Stated exercise:
Pictures stay out; everything else in the records below is copied exactly.

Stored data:
━━━━━━━━

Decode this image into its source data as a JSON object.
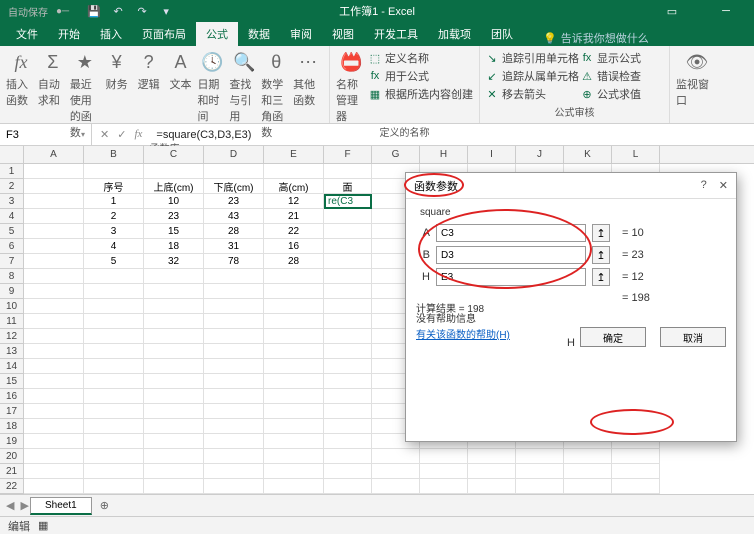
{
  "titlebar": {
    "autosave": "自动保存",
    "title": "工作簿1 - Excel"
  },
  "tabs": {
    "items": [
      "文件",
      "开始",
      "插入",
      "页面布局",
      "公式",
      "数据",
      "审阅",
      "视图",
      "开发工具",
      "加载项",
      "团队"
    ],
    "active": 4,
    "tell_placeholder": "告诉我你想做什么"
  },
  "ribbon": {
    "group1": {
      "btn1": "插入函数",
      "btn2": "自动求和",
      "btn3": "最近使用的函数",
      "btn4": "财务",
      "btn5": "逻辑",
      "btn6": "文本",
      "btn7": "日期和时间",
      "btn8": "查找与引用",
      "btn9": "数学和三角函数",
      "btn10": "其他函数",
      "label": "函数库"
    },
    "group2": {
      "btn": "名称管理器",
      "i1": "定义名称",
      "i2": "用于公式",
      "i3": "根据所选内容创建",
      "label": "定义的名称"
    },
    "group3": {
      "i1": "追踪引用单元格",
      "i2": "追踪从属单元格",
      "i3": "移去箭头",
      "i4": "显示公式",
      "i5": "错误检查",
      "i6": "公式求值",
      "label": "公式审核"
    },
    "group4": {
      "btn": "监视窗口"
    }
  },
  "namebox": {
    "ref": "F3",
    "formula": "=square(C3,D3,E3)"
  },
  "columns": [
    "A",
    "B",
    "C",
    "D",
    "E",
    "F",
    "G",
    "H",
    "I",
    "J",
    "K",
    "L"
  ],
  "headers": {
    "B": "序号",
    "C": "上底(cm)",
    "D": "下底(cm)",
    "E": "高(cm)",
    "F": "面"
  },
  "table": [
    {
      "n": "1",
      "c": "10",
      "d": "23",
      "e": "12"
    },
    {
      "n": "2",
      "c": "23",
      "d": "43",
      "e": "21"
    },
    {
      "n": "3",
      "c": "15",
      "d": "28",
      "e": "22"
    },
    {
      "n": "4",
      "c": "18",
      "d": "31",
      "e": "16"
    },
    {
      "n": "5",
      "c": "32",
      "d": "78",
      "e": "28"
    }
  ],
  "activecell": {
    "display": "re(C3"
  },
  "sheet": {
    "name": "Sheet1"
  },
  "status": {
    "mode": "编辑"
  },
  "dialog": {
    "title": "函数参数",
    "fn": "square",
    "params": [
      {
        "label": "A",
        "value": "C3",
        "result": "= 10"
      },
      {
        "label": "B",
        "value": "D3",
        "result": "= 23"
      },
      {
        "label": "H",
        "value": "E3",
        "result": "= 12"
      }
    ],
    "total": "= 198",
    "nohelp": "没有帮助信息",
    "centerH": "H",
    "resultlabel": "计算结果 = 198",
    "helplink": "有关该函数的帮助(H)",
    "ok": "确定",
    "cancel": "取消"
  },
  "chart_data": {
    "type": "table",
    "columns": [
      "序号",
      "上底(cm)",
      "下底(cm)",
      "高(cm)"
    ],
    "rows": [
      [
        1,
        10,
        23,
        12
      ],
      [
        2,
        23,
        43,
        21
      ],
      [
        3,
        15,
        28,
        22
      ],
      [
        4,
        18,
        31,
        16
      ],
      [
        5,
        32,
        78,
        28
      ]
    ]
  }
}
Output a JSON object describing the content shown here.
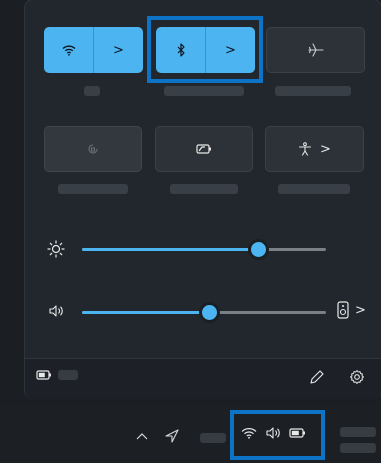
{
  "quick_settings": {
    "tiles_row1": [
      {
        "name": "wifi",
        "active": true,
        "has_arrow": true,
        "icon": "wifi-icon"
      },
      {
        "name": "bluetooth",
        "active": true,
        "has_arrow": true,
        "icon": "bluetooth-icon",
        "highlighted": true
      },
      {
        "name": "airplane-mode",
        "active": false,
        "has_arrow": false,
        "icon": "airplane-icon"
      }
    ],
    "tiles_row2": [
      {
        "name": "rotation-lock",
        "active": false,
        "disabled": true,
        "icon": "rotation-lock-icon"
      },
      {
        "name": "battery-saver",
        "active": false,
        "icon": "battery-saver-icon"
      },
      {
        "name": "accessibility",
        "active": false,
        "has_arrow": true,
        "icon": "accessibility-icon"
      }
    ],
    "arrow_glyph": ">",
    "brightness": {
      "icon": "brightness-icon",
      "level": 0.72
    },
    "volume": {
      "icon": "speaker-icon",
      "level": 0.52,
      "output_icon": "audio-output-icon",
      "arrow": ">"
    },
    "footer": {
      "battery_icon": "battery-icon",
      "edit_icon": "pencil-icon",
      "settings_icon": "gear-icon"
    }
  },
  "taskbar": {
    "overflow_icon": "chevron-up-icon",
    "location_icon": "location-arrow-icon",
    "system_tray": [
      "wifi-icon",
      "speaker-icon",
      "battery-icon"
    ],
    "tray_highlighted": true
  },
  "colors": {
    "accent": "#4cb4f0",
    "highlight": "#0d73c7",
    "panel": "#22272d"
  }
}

━━━━━━━━

Solution for this problem:
Decode this image into its source data as a JSON object.
{
  "titlebar": {
    "autosave": "自动保存",
    "title": "工作簿1 - Excel"
  },
  "tabs": {
    "items": [
      "文件",
      "开始",
      "插入",
      "页面布局",
      "公式",
      "数据",
      "审阅",
      "视图",
      "开发工具",
      "加载项",
      "团队"
    ],
    "active": 4,
    "tell_placeholder": "告诉我你想做什么"
  },
  "ribbon": {
    "group1": {
      "btn1": "插入函数",
      "btn2": "自动求和",
      "btn3": "最近使用的函数",
      "btn4": "财务",
      "btn5": "逻辑",
      "btn6": "文本",
      "btn7": "日期和时间",
      "btn8": "查找与引用",
      "btn9": "数学和三角函数",
      "btn10": "其他函数",
      "label": "函数库"
    },
    "group2": {
      "btn": "名称管理器",
      "i1": "定义名称",
      "i2": "用于公式",
      "i3": "根据所选内容创建",
      "label": "定义的名称"
    },
    "group3": {
      "i1": "追踪引用单元格",
      "i2": "追踪从属单元格",
      "i3": "移去箭头",
      "i4": "显示公式",
      "i5": "错误检查",
      "i6": "公式求值",
      "label": "公式审核"
    },
    "group4": {
      "btn": "监视窗口"
    }
  },
  "namebox": {
    "ref": "F3",
    "formula": "=square(C3,D3,E3)"
  },
  "columns": [
    "A",
    "B",
    "C",
    "D",
    "E",
    "F",
    "G",
    "H",
    "I",
    "J",
    "K",
    "L"
  ],
  "headers": {
    "B": "序号",
    "C": "上底(cm)",
    "D": "下底(cm)",
    "E": "高(cm)",
    "F": "面"
  },
  "table": [
    {
      "n": "1",
      "c": "10",
      "d": "23",
      "e": "12"
    },
    {
      "n": "2",
      "c": "23",
      "d": "43",
      "e": "21"
    },
    {
      "n": "3",
      "c": "15",
      "d": "28",
      "e": "22"
    },
    {
      "n": "4",
      "c": "18",
      "d": "31",
      "e": "16"
    },
    {
      "n": "5",
      "c": "32",
      "d": "78",
      "e": "28"
    }
  ],
  "activecell": {
    "display": "re(C3"
  },
  "sheet": {
    "name": "Sheet1"
  },
  "status": {
    "mode": "编辑"
  },
  "dialog": {
    "title": "函数参数",
    "fn": "square",
    "params": [
      {
        "label": "A",
        "value": "C3",
        "result": "= 10"
      },
      {
        "label": "B",
        "value": "D3",
        "result": "= 23"
      },
      {
        "label": "H",
        "value": "E3",
        "result": "= 12"
      }
    ],
    "total": "= 198",
    "nohelp": "没有帮助信息",
    "centerH": "H",
    "resultlabel": "计算结果 = 198",
    "helplink": "有关该函数的帮助(H)",
    "ok": "确定",
    "cancel": "取消"
  },
  "chart_data": {
    "type": "table",
    "columns": [
      "序号",
      "上底(cm)",
      "下底(cm)",
      "高(cm)"
    ],
    "rows": [
      [
        1,
        10,
        23,
        12
      ],
      [
        2,
        23,
        43,
        21
      ],
      [
        3,
        15,
        28,
        22
      ],
      [
        4,
        18,
        31,
        16
      ],
      [
        5,
        32,
        78,
        28
      ]
    ]
  }
}
Output a JSON object describing the content shown here.
{
  "quick_settings": {
    "tiles_row1": [
      {
        "name": "wifi",
        "active": true,
        "has_arrow": true,
        "icon": "wifi-icon"
      },
      {
        "name": "bluetooth",
        "active": true,
        "has_arrow": true,
        "icon": "bluetooth-icon",
        "highlighted": true
      },
      {
        "name": "airplane-mode",
        "active": false,
        "has_arrow": false,
        "icon": "airplane-icon"
      }
    ],
    "tiles_row2": [
      {
        "name": "rotation-lock",
        "active": false,
        "disabled": true,
        "icon": "rotation-lock-icon"
      },
      {
        "name": "battery-saver",
        "active": false,
        "icon": "battery-saver-icon"
      },
      {
        "name": "accessibility",
        "active": false,
        "has_arrow": true,
        "icon": "accessibility-icon"
      }
    ],
    "arrow_glyph": ">",
    "brightness": {
      "icon": "brightness-icon",
      "level": 0.72
    },
    "volume": {
      "icon": "speaker-icon",
      "level": 0.52,
      "output_icon": "audio-output-icon",
      "arrow": ">"
    },
    "footer": {
      "battery_icon": "battery-icon",
      "edit_icon": "pencil-icon",
      "settings_icon": "gear-icon"
    }
  },
  "taskbar": {
    "overflow_icon": "chevron-up-icon",
    "location_icon": "location-arrow-icon",
    "system_tray": [
      "wifi-icon",
      "speaker-icon",
      "battery-icon"
    ],
    "tray_highlighted": true
  },
  "colors": {
    "accent": "#4cb4f0",
    "highlight": "#0d73c7",
    "panel": "#22272d"
  }
}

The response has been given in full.